* begin Extracted entries *

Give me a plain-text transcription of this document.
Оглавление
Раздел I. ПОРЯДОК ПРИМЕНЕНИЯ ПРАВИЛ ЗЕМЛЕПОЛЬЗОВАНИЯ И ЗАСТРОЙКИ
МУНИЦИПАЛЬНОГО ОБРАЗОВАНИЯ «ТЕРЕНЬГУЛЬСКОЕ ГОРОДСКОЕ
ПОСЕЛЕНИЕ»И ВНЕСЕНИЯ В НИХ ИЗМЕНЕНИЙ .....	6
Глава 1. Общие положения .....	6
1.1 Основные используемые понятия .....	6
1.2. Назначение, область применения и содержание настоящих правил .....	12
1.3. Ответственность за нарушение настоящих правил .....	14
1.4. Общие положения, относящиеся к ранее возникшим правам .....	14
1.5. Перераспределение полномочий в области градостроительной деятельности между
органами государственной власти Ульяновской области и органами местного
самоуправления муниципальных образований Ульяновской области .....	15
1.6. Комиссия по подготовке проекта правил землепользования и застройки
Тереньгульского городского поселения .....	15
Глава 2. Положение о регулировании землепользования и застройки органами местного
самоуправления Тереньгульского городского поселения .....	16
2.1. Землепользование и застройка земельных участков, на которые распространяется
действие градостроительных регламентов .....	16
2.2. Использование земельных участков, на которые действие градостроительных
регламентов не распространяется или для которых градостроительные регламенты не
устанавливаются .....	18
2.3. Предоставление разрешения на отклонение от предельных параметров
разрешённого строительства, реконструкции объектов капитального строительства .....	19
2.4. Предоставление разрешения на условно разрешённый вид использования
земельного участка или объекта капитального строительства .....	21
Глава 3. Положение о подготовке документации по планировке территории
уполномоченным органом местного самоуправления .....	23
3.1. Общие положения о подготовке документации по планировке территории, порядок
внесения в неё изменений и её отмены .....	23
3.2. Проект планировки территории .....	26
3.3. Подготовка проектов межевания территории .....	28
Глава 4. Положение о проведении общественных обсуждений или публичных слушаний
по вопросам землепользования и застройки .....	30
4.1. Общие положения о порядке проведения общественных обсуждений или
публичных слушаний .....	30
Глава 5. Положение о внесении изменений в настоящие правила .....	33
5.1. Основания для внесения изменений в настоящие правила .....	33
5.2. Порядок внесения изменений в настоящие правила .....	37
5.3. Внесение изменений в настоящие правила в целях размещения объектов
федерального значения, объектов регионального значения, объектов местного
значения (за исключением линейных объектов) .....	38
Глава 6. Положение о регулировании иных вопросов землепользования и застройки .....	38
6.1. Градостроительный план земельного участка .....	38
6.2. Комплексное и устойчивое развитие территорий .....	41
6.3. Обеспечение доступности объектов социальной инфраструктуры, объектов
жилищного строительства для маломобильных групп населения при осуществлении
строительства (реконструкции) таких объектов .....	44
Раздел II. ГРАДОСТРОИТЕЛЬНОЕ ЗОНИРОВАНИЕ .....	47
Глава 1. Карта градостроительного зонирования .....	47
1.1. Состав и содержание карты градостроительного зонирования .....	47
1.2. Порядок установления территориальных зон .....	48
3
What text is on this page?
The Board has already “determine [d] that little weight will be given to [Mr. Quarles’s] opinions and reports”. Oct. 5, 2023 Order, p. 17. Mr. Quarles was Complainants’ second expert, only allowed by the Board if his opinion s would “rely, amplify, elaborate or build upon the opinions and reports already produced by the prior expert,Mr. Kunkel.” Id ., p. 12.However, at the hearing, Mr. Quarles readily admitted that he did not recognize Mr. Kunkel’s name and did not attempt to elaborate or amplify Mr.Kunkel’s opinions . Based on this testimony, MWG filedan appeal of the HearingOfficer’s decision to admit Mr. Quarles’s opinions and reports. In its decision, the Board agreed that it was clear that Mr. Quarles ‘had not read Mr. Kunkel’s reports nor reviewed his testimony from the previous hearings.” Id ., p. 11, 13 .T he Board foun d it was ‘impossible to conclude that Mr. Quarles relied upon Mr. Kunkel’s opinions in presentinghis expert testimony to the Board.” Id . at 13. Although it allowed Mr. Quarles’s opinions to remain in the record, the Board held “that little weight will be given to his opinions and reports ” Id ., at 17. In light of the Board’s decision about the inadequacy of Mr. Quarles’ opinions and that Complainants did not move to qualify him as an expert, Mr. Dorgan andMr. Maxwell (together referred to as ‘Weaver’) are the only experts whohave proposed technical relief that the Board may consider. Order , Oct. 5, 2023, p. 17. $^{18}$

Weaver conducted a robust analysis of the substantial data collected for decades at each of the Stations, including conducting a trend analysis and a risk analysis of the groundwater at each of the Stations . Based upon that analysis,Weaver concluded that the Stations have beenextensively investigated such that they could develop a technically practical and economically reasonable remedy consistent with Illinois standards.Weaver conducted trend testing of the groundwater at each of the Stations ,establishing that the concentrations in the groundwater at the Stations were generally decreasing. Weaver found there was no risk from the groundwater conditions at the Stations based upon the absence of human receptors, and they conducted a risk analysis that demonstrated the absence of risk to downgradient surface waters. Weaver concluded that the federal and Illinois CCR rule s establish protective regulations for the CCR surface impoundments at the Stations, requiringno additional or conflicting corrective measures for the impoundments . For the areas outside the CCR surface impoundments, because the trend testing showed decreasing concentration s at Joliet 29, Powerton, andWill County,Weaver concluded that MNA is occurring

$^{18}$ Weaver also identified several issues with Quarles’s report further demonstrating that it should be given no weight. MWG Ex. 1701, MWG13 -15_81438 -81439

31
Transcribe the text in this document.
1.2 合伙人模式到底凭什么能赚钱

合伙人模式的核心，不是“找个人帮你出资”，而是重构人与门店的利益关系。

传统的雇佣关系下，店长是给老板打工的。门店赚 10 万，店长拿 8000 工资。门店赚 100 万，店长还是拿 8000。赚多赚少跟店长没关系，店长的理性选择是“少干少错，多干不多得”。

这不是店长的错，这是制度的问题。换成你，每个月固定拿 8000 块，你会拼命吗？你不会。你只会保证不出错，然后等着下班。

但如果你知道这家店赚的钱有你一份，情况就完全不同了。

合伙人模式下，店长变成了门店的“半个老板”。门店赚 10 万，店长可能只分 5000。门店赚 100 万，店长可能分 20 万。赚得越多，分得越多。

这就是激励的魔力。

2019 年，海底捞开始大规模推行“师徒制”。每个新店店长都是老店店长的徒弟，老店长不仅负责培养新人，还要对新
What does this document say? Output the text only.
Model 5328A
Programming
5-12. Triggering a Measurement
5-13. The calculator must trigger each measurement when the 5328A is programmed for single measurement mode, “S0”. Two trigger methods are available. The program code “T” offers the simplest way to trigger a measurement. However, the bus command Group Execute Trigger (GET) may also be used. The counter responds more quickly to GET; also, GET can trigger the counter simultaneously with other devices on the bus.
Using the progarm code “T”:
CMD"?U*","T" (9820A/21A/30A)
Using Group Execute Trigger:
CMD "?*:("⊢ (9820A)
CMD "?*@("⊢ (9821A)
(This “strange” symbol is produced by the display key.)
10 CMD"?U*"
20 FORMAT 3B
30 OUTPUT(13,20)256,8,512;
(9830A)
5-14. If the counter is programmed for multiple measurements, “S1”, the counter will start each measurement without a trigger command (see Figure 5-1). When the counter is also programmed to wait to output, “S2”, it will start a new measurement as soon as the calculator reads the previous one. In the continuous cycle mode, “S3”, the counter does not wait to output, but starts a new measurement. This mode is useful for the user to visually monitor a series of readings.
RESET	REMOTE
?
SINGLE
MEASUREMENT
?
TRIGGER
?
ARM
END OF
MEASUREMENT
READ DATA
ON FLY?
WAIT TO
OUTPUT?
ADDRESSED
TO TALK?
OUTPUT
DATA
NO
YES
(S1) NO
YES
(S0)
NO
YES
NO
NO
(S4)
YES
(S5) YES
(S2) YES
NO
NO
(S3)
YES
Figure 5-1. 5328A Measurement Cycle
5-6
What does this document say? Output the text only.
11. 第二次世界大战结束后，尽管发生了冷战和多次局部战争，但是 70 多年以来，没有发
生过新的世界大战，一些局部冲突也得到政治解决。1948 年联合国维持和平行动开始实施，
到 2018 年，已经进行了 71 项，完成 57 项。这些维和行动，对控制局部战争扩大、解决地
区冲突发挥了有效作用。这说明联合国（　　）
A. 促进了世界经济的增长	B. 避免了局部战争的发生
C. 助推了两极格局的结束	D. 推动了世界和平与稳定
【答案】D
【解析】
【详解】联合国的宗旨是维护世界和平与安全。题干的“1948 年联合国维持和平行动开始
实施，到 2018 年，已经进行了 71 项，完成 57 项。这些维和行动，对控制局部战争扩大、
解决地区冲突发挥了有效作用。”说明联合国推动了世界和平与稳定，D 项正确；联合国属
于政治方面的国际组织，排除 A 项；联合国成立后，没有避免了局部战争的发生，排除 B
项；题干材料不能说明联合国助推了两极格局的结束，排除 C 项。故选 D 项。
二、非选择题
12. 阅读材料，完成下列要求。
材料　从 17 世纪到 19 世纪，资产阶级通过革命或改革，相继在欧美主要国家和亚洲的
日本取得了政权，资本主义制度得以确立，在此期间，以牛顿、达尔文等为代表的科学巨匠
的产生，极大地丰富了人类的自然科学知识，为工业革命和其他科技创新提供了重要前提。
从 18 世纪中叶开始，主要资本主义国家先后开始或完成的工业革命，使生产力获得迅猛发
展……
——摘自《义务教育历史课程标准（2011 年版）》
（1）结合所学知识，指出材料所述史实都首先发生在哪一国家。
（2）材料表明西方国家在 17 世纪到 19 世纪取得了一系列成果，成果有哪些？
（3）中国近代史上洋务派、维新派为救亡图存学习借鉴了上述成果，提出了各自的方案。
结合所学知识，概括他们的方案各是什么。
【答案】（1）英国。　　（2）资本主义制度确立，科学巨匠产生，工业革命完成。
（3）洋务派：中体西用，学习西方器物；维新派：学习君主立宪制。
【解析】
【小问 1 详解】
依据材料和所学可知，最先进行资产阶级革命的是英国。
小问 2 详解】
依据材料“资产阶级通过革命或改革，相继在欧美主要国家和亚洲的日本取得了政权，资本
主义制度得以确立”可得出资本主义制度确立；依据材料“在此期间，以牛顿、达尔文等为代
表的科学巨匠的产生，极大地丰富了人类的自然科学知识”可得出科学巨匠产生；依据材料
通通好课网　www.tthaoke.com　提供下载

* end Extracted entries *

* Requirement: Lines that hold the word "подготовке" are the ones to return, every one of them.

* Solution to the exercise:
1.6. Комиссия по подготовке проекта правил землепользования и застройки
Глава 3. Положение о подготовке документации по планировке территории
3.1. Общие положения о подготовке документации по планировке территории, порядок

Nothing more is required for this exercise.